(Stored data entries)
......
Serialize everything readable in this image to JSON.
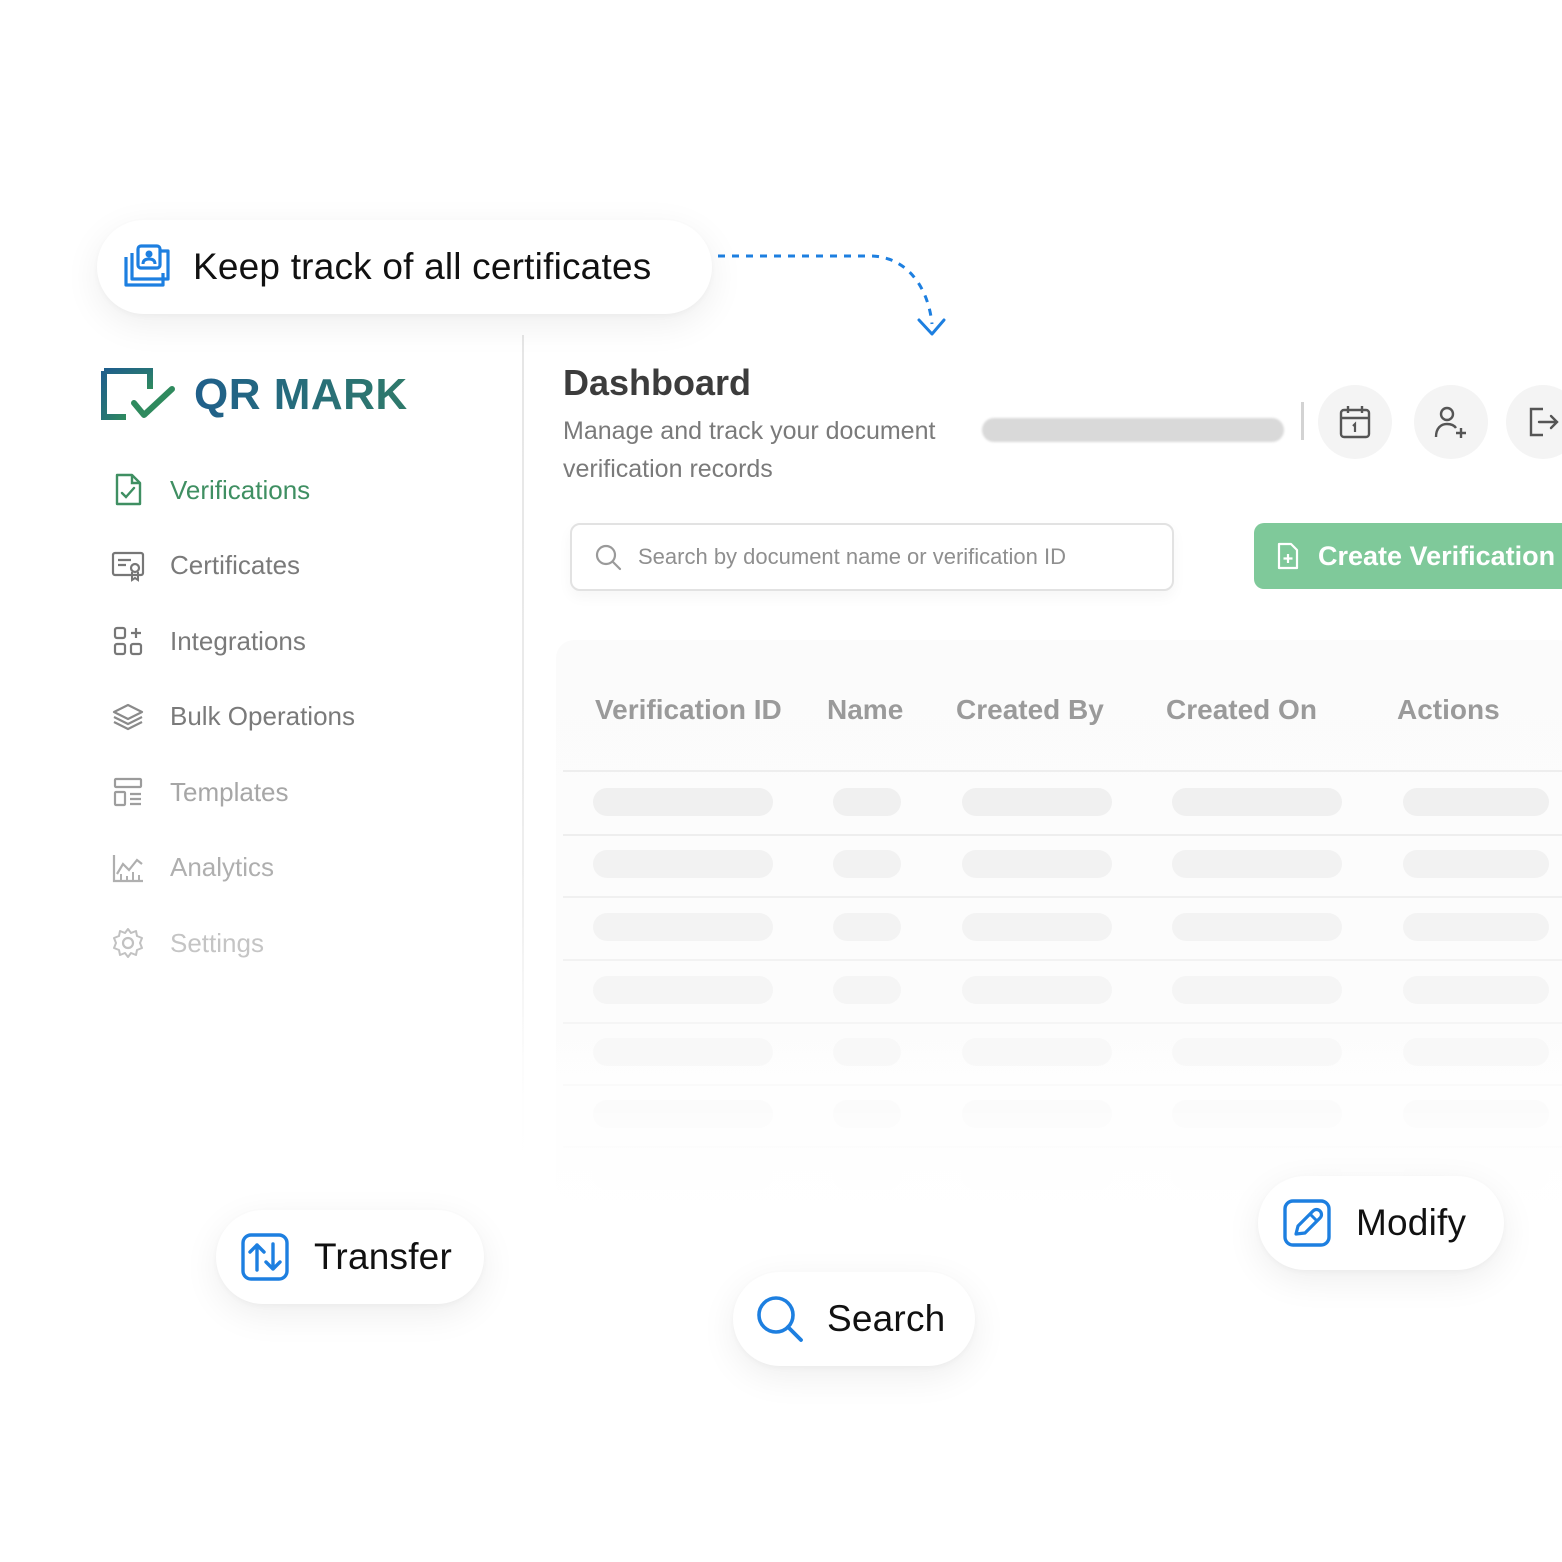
{
  "brand": {
    "name": "QR MARK",
    "accent": "#3f8f62",
    "logo_blue": "#1f5f8b"
  },
  "callouts": {
    "track": {
      "label": "Keep track of all certificates",
      "icon": "certificate-folder-icon"
    },
    "transfer": {
      "label": "Transfer",
      "icon": "transfer-arrows-icon"
    },
    "search": {
      "label": "Search",
      "icon": "search-icon"
    },
    "modify": {
      "label": "Modify",
      "icon": "edit-pencil-icon"
    },
    "icon_color": "#1d7fe0"
  },
  "sidebar": {
    "items": [
      {
        "label": "Verifications",
        "icon": "file-check-icon",
        "active": true
      },
      {
        "label": "Certificates",
        "icon": "certificate-icon"
      },
      {
        "label": "Integrations",
        "icon": "grid-plus-icon"
      },
      {
        "label": "Bulk Operations",
        "icon": "layers-icon"
      },
      {
        "label": "Templates",
        "icon": "template-icon"
      },
      {
        "label": "Analytics",
        "icon": "chart-icon"
      },
      {
        "label": "Settings",
        "icon": "gear-icon"
      }
    ]
  },
  "header": {
    "title": "Dashboard",
    "subtitle": "Manage and track your document verification records",
    "icons": [
      "calendar-icon",
      "add-user-icon",
      "logout-icon"
    ]
  },
  "toolbar": {
    "search_placeholder": "Search by document name or verification ID",
    "create_label": "Create Verification",
    "create_color": "#7fc99a"
  },
  "table": {
    "columns": [
      "Verification ID",
      "Name",
      "Created By",
      "Created On",
      "Actions"
    ]
  }
}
......
**What needs to be done**
Going through the data above, count the lines where the string "document" appears, and answer with only that number.

**Output**
2